| Short task |
Omit every picture and return the rest of the data unaltered.

## start Entries

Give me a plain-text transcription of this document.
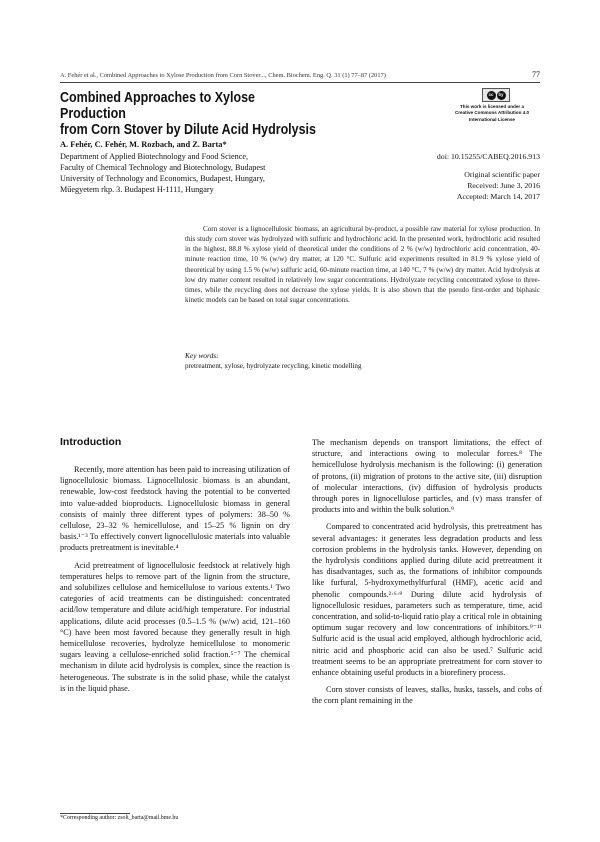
A. Fehér et al., Combined Approaches to Xylose Production from Corn Stover..., Chem. Biochem. Eng. Q. 31 (1) 77–87 (2017)	77
Combined Approaches to Xylose Production
from Corn Stover by Dilute Acid Hydrolysis
cc	by
This work is licensed under a
Creative Commons Attribution 4.0
International License
A. Fehér, C. Fehér, M. Rozbach, and Z. Barta*
Department of Applied Biotechnology and Food Science,
Faculty of Chemical Technology and Biotechnology, Budapest
University of Technology and Economics, Budapest, Hungary,
Műegyetem rkp. 3. Budapest H-1111, Hungary
doi: 10.15255/CABEQ.2016.913
Original scientific paper
Received: June 3, 2016
Accepted: March 14, 2017
Corn stover is a lignocellulosic biomass, an agricultural by-product, a possible raw material for xylose production. In this study corn stover was hydrolyzed with sulfuric and hydrochloric acid. In the presented work, hydrochloric acid resulted in the highest, 88.8 % xylose yield of theoretical under the conditions of 2 % (w/w) hydrochloric acid concentration, 40-minute reaction time, 10 % (w/w) dry matter, at 120 °C. Sulfuric acid experiments resulted in 81.9 % xylose yield of theoretical by using 1.5 % (w/w) sulfuric acid, 60-minute reaction time, at 140 °C, 7 % (w/w) dry matter. Acid hydrolysis at low dry matter content resulted in relatively low sugar concentrations. Hydrolyzate recycling concentrated xylose to three-times, while the recycling does not decrease the xylose yields. It is also shown that the pseudo first-order and biphasic kinetic models can be based on total sugar concentrations.
Key words:
pretreatment, xylose, hydrolyzate recycling, kinetic modelling
Introduction

Recently, more attention has been paid to increasing utilization of lignocellulosic biomass. Lignocellulosic biomass is an abundant, renewable, low-cost feedstock having the potential to be converted into value-added bioproducts. Lignocellulosic biomass in general consists of mainly three different types of polymers: 38–50 % cellulose, 23–32 % hemicellulose, and 15–25 % lignin on dry basis.¹⁻³ To effectively convert lignocellulosic materials into valuable products pretreatment is inevitable.⁴

Acid pretreatment of lignocellulosic feedstock at relatively high temperatures helps to remove part of the lignin from the structure, and solubilizes cellulose and hemicellulose to various extents.¹ Two categories of acid treatments can be distinguished: concentrated acid/low temperature and dilute acid/high temperature. For industrial applications, dilute acid processes (0.5–1.5 % (w/w) acid, 121–160 °C) have been most favored because they generally result in high hemicellulose recoveries, hydrolyze hemicellulose to monomeric sugars leaving a cellulose-enriched solid fraction.⁵⁻⁷ The chemical mechanism in dilute acid hydrolysis is complex, since the reaction is heterogeneous. The substrate is in the solid phase, while the catalyst is in the liquid phase.

The mechanism depends on transport limitations, the effect of structure, and interactions owing to molecular forces.⁸ The hemicellulose hydrolysis mechanism is the following: (i) generation of protons, (ii) migration of protons to the active site, (iii) disruption of molecular interactions, (iv) diffusion of hydrolysis products through pores in lignocellulose particles, and (v) mass transfer of products into and within the bulk solution.⁹

Compared to concentrated acid hydrolysis, this pretreatment has several advantages: it generates less degradation products and less corrosion problems in the hydrolysis tanks. However, depending on the hydrolysis conditions applied during dilute acid pretreatment it has disadvantages, such as, the formations of inhibitor compounds like furfural, 5-hydroxymethylfurfural (HMF), acetic acid and phenolic compounds.²·⁶·⁹ During dilute acid hydrolysis of lignocellulosic residues, parameters such as temperature, time, acid concentration, and solid-to-liquid ratio play a critical role in obtaining optimum sugar recovery and low concentrations of inhibitors.⁹⁻¹¹ Sulfuric acid is the usual acid employed, although hydrochloric acid, nitric acid and phosphoric acid can also be used.⁷ Sulfuric acid treatment seems to be an appropriate pretreatment for corn stover to enhance obtaining useful products in a biorefinery process.

Corn stover consists of leaves, stalks, husks, tassels, and cobs of the corn plant remaining in the

*Corresponding author: zsolt_barta@mail.bme.hu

## end Entries

| Solution |
Give me a plain-text transcription of this document.
A. Fehér et al., Combined Approaches to Xylose Production from Corn Stover..., Chem. Biochem. Eng. Q. 31 (1) 77–87 (2017)	77
Combined Approaches to Xylose Production
from Corn Stover by Dilute Acid Hydrolysis
cc	by
This work is licensed under a
Creative Commons Attribution 4.0
International License
A. Fehér, C. Fehér, M. Rozbach, and Z. Barta*
Department of Applied Biotechnology and Food Science,
Faculty of Chemical Technology and Biotechnology, Budapest
University of Technology and Economics, Budapest, Hungary,
Műegyetem rkp. 3. Budapest H-1111, Hungary
doi: 10.15255/CABEQ.2016.913
Original scientific paper
Received: June 3, 2016
Accepted: March 14, 2017
Corn stover is a lignocellulosic biomass, an agricultural by-product, a possible raw material for xylose production. In this study corn stover was hydrolyzed with sulfuric and hydrochloric acid. In the presented work, hydrochloric acid resulted in the highest, 88.8 % xylose yield of theoretical under the conditions of 2 % (w/w) hydrochloric acid concentration, 40-minute reaction time, 10 % (w/w) dry matter, at 120 °C. Sulfuric acid experiments resulted in 81.9 % xylose yield of theoretical by using 1.5 % (w/w) sulfuric acid, 60-minute reaction time, at 140 °C, 7 % (w/w) dry matter. Acid hydrolysis at low dry matter content resulted in relatively low sugar concentrations. Hydrolyzate recycling concentrated xylose to three-times, while the recycling does not decrease the xylose yields. It is also shown that the pseudo first-order and biphasic kinetic models can be based on total sugar concentrations.
Key words:
pretreatment, xylose, hydrolyzate recycling, kinetic modelling
Introduction

Recently, more attention has been paid to increasing utilization of lignocellulosic biomass. Lignocellulosic biomass is an abundant, renewable, low-cost feedstock having the potential to be converted into value-added bioproducts. Lignocellulosic biomass in general consists of mainly three different types of polymers: 38–50 % cellulose, 23–32 % hemicellulose, and 15–25 % lignin on dry basis.¹⁻³ To effectively convert lignocellulosic materials into valuable products pretreatment is inevitable.⁴

Acid pretreatment of lignocellulosic feedstock at relatively high temperatures helps to remove part of the lignin from the structure, and solubilizes cellulose and hemicellulose to various extents.¹ Two categories of acid treatments can be distinguished: concentrated acid/low temperature and dilute acid/high temperature. For industrial applications, dilute acid processes (0.5–1.5 % (w/w) acid, 121–160 °C) have been most favored because they generally result in high hemicellulose recoveries, hydrolyze hemicellulose to monomeric sugars leaving a cellulose-enriched solid fraction.⁵⁻⁷ The chemical mechanism in dilute acid hydrolysis is complex, since the reaction is heterogeneous. The substrate is in the solid phase, while the catalyst is in the liquid phase.

The mechanism depends on transport limitations, the effect of structure, and interactions owing to molecular forces.⁸ The hemicellulose hydrolysis mechanism is the following: (i) generation of protons, (ii) migration of protons to the active site, (iii) disruption of molecular interactions, (iv) diffusion of hydrolysis products through pores in lignocellulose particles, and (v) mass transfer of products into and within the bulk solution.⁹

Compared to concentrated acid hydrolysis, this pretreatment has several advantages: it generates less degradation products and less corrosion problems in the hydrolysis tanks. However, depending on the hydrolysis conditions applied during dilute acid pretreatment it has disadvantages, such as, the formations of inhibitor compounds like furfural, 5-hydroxymethylfurfural (HMF), acetic acid and phenolic compounds.²·⁶·⁹ During dilute acid hydrolysis of lignocellulosic residues, parameters such as temperature, time, acid concentration, and solid-to-liquid ratio play a critical role in obtaining optimum sugar recovery and low concentrations of inhibitors.⁹⁻¹¹ Sulfuric acid is the usual acid employed, although hydrochloric acid, nitric acid and phosphoric acid can also be used.⁷ Sulfuric acid treatment seems to be an appropriate pretreatment for corn stover to enhance obtaining useful products in a biorefinery process.

Corn stover consists of leaves, stalks, husks, tassels, and cobs of the corn plant remaining in the

*Corresponding author: zsolt_barta@mail.bme.hu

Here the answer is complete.